++++ SUPPLIED MATERIAL ++++

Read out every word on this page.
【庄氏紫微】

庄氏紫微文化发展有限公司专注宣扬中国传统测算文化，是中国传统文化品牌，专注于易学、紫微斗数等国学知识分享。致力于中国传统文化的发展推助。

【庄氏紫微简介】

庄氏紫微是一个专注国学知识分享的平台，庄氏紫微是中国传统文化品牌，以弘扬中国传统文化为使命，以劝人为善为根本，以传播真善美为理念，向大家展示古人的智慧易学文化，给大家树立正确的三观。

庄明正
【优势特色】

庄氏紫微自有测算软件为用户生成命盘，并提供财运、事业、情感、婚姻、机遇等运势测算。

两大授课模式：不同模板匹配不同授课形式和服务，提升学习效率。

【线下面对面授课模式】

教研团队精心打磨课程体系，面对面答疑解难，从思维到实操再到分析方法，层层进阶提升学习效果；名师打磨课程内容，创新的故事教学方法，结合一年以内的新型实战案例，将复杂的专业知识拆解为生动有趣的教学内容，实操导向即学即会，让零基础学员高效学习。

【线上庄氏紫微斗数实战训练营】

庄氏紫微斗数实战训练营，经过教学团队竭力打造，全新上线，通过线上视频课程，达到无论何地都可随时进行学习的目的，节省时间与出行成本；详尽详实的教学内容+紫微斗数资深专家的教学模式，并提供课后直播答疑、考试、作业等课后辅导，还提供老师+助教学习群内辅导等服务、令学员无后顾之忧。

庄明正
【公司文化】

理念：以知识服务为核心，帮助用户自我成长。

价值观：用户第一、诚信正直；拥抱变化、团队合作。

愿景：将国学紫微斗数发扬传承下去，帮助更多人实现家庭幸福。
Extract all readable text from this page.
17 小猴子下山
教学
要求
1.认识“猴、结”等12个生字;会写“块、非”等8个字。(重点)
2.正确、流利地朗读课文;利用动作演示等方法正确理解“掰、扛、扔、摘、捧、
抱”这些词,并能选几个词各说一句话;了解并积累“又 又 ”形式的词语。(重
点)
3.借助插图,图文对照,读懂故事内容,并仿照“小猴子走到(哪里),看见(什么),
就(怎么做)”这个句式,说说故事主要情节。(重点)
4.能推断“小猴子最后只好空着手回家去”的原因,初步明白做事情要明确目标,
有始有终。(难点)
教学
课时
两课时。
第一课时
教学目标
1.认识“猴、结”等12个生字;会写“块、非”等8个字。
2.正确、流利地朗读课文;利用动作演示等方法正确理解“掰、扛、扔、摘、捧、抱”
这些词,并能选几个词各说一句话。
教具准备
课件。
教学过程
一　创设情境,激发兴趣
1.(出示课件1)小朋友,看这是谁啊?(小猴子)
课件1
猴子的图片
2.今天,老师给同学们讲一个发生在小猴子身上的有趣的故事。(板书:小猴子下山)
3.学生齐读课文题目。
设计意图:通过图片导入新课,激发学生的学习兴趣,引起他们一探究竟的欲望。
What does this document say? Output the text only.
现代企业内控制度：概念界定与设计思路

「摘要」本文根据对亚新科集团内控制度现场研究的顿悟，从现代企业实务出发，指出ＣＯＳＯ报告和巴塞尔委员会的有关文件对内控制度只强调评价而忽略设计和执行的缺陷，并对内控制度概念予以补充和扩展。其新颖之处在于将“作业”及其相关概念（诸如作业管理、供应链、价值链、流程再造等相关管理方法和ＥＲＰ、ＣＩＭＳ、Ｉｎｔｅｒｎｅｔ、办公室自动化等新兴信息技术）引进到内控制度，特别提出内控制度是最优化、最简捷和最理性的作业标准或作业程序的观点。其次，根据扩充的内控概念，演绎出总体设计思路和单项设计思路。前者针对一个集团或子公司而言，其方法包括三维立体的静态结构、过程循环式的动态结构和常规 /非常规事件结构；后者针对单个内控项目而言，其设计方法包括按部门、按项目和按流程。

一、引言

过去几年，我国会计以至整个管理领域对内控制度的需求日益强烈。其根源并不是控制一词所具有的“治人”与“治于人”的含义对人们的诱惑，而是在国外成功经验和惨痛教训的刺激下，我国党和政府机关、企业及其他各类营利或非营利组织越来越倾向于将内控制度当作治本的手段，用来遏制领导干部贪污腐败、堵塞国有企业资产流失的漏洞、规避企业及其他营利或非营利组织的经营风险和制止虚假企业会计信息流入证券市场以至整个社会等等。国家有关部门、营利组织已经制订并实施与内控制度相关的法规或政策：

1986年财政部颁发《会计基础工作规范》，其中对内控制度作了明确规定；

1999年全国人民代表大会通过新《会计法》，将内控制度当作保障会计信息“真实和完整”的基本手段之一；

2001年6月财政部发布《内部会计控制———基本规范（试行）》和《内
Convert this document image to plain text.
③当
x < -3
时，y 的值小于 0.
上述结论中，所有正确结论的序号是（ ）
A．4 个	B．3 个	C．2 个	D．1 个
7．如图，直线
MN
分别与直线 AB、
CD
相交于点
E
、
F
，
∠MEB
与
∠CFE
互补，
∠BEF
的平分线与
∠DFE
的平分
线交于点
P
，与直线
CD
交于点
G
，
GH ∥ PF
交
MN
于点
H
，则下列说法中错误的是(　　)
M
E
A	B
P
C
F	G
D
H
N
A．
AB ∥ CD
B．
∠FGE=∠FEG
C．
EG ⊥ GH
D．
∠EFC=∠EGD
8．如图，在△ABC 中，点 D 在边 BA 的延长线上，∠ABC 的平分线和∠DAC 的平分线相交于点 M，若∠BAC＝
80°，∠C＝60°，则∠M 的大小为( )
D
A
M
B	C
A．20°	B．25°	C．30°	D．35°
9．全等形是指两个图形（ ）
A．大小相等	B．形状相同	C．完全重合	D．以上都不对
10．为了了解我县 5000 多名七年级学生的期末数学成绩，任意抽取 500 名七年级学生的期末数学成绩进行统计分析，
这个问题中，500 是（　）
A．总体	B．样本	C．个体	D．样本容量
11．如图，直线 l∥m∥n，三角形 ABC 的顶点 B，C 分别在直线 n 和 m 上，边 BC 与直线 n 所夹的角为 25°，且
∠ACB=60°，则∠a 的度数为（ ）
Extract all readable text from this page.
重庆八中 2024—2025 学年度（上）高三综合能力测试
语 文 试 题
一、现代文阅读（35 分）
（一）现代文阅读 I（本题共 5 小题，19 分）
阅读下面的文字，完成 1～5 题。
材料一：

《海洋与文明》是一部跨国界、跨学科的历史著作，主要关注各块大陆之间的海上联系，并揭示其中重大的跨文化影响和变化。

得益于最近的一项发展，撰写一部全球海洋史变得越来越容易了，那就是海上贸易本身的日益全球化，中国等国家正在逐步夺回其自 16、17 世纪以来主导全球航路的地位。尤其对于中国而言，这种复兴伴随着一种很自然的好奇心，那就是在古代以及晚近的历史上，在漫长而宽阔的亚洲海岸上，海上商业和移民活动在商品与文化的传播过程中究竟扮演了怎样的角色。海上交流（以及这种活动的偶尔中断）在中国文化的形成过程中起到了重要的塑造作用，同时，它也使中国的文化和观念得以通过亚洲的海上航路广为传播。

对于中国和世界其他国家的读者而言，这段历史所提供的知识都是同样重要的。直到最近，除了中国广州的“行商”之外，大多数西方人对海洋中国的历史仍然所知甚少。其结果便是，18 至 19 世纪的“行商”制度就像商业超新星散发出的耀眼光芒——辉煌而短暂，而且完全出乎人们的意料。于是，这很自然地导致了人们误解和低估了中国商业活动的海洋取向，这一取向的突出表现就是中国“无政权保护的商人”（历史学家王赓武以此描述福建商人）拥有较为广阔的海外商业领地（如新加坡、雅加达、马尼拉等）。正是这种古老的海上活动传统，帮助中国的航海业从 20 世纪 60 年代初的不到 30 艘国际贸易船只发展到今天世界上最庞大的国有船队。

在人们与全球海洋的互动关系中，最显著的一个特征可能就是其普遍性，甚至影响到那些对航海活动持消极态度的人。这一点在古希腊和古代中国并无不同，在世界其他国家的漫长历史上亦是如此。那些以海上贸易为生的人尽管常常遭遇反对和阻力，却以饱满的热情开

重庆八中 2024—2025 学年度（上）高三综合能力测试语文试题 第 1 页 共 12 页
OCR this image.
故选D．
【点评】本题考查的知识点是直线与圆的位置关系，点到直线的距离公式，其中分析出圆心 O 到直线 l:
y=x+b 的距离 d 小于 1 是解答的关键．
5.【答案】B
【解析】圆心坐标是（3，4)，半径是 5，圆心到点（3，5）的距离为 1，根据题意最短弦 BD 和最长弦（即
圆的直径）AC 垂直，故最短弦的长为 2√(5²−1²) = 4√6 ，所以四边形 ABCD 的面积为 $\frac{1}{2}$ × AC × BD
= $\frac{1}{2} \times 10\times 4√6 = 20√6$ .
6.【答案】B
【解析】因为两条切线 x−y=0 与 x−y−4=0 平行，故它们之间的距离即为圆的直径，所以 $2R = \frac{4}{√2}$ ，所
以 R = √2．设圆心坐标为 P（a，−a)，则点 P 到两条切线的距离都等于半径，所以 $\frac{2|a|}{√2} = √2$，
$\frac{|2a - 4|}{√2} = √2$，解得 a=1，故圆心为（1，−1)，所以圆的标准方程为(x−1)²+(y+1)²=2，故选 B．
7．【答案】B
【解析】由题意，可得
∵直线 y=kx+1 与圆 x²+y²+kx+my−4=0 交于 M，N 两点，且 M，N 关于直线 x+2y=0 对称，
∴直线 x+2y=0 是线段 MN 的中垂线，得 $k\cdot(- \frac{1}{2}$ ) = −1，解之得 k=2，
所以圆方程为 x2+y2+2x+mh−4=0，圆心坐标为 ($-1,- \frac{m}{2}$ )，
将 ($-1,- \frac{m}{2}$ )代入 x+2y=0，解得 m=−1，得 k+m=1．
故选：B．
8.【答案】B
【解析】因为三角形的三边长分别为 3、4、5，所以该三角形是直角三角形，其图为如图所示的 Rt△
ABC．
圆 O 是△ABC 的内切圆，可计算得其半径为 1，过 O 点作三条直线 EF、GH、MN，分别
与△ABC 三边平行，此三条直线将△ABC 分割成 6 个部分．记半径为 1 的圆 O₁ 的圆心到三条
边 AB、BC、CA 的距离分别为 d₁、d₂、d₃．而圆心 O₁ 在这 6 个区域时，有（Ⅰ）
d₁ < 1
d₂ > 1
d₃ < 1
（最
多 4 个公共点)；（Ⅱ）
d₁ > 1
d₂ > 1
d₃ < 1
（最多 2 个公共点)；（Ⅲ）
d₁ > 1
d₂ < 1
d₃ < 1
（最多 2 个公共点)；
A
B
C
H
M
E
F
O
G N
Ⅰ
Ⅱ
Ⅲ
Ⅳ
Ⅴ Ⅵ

++++

■ **WRITTEN EXERCISE**
Take every line containing the word "document" and copy it.

■ **OUTPUT FOR THIS EXERCISE**
What does this document say? Output the text only.
Convert this document image to plain text.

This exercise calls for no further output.